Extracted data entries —
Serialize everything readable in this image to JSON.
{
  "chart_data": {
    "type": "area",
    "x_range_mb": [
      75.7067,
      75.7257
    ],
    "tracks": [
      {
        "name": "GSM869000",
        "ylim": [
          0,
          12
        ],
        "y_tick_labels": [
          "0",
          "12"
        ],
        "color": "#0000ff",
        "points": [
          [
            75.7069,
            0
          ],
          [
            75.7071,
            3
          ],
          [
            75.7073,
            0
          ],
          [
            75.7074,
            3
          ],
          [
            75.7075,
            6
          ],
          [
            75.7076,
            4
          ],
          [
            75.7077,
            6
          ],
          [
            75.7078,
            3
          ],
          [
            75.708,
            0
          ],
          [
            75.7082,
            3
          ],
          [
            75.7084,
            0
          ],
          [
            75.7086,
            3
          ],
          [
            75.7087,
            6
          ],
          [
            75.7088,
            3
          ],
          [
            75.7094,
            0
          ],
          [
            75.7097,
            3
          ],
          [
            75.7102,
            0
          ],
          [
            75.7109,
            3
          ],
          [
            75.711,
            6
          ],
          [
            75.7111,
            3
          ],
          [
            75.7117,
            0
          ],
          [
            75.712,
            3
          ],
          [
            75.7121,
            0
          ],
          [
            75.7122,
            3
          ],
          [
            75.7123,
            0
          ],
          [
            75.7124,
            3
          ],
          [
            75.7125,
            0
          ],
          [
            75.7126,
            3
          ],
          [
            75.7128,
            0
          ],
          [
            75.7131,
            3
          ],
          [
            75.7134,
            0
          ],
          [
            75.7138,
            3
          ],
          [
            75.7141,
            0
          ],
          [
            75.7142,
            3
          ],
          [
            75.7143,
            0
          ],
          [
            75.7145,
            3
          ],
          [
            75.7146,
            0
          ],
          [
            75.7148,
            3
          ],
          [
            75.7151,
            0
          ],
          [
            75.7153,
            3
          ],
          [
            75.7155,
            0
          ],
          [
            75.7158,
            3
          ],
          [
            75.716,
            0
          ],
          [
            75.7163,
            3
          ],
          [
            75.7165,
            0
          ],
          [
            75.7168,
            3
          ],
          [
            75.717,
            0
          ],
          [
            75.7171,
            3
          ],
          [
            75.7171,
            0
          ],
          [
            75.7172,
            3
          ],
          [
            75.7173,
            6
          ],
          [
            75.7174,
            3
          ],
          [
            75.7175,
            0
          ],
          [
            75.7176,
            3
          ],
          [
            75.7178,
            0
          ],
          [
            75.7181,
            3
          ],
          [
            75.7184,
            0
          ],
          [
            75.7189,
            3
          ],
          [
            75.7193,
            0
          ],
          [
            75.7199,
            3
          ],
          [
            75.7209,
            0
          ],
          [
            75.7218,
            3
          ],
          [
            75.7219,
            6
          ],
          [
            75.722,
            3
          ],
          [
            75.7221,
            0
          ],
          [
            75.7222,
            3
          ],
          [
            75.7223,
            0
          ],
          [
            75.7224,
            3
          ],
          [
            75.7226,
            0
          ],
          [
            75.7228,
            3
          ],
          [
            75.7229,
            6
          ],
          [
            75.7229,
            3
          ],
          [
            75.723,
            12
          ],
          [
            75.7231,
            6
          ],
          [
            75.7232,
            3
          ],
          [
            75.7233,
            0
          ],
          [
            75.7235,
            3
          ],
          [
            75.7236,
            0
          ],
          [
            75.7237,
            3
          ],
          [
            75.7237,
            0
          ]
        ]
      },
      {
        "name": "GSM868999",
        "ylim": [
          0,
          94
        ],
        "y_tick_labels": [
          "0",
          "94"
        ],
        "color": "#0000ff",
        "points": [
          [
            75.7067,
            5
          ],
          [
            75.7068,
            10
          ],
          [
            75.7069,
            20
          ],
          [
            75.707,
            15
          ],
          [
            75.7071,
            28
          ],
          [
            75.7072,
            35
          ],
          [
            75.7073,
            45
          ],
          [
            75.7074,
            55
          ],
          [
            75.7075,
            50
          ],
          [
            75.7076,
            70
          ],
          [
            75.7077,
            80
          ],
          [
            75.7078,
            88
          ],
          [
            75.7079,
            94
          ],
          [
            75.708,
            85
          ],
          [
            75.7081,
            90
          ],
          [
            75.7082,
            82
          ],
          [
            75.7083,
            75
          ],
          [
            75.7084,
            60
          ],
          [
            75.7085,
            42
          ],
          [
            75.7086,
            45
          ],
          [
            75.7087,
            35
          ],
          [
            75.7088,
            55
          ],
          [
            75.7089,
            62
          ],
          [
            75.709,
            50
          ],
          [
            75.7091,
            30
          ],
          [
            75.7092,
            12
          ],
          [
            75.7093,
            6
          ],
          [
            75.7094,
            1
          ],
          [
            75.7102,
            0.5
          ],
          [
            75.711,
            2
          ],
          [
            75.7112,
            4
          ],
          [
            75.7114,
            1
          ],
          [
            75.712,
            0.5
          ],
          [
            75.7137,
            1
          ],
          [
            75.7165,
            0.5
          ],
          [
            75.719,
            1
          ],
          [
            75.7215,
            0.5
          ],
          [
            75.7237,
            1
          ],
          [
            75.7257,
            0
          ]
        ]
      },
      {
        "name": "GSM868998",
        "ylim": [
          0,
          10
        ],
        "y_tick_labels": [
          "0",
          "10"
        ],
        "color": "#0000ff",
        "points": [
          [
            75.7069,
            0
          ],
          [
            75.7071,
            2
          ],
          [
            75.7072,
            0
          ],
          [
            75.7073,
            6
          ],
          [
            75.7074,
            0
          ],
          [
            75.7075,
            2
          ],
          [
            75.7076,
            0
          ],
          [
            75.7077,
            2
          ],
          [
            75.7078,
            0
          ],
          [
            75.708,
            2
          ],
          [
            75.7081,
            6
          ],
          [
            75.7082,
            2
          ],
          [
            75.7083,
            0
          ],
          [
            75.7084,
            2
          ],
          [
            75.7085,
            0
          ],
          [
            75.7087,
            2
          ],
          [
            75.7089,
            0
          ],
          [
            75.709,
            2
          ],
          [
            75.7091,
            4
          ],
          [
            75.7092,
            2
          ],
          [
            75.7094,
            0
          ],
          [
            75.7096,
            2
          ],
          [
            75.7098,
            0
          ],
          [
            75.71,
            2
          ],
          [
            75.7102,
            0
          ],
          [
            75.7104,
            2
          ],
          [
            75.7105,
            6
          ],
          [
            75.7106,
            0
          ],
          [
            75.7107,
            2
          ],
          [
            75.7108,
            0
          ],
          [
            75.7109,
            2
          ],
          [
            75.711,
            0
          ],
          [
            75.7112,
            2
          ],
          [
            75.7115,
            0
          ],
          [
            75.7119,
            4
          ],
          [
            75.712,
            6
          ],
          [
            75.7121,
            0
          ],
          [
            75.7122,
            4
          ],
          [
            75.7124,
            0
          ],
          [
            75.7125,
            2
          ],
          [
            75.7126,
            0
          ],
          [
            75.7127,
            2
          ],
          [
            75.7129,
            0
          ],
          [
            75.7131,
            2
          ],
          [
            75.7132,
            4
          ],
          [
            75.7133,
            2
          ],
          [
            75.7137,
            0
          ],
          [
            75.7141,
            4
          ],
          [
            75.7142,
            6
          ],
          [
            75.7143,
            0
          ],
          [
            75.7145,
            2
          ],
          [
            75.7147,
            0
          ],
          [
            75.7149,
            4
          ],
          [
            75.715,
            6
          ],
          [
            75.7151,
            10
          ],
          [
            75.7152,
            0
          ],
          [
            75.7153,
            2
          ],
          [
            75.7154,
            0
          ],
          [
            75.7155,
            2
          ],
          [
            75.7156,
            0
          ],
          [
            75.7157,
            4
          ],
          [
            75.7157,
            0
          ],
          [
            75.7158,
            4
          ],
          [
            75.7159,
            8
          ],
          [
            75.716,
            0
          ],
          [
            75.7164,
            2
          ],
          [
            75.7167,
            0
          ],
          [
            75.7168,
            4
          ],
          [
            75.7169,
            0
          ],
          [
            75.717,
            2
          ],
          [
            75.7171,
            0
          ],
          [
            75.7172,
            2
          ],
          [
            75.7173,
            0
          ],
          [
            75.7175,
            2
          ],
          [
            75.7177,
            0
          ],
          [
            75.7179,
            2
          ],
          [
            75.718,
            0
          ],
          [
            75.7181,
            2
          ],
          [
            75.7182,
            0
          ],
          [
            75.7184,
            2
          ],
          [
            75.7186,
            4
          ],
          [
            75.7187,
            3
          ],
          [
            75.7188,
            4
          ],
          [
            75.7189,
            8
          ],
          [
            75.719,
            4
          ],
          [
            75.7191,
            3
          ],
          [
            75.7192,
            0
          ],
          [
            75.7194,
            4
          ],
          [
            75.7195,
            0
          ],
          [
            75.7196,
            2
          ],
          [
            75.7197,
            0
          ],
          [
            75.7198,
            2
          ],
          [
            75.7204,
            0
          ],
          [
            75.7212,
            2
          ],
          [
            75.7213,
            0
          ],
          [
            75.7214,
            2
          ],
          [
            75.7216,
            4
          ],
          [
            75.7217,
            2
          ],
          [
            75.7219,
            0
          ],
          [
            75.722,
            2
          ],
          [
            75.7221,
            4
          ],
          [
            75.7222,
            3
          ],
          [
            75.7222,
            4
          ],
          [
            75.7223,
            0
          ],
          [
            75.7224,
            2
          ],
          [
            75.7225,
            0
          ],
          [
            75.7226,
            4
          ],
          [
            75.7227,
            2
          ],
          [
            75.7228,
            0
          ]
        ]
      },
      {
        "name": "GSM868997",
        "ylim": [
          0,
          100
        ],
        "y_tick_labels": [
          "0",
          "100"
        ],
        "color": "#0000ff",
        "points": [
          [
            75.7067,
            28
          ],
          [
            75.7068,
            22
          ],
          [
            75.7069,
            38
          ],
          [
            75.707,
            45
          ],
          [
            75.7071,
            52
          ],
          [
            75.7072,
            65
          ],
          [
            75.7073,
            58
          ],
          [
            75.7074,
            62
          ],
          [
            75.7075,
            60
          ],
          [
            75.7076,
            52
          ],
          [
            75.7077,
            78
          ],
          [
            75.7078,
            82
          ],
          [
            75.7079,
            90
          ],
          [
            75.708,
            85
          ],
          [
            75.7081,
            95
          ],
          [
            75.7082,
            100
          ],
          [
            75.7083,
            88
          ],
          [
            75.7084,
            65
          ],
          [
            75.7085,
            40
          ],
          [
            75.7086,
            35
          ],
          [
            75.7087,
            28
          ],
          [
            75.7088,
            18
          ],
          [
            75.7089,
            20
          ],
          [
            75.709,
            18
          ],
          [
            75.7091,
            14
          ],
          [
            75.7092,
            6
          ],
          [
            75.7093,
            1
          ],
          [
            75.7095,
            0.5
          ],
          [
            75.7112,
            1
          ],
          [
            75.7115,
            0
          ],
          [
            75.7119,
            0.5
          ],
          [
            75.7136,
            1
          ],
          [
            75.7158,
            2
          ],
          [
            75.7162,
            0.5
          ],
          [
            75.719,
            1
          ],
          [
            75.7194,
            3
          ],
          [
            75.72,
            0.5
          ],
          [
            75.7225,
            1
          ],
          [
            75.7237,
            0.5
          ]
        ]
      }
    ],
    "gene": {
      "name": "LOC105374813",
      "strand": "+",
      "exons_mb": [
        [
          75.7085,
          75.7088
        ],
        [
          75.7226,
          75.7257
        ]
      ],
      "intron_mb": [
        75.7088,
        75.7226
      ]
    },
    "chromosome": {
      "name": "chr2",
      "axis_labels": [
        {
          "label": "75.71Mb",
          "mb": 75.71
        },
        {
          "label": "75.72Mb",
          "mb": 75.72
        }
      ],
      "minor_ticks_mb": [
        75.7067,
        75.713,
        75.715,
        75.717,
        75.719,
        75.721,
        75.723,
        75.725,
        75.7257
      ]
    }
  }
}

GIVEN EXERCISE — Say how many lines in this listing hold the string "name", giving the count and nothing more.

SOLUTION BELOW — 6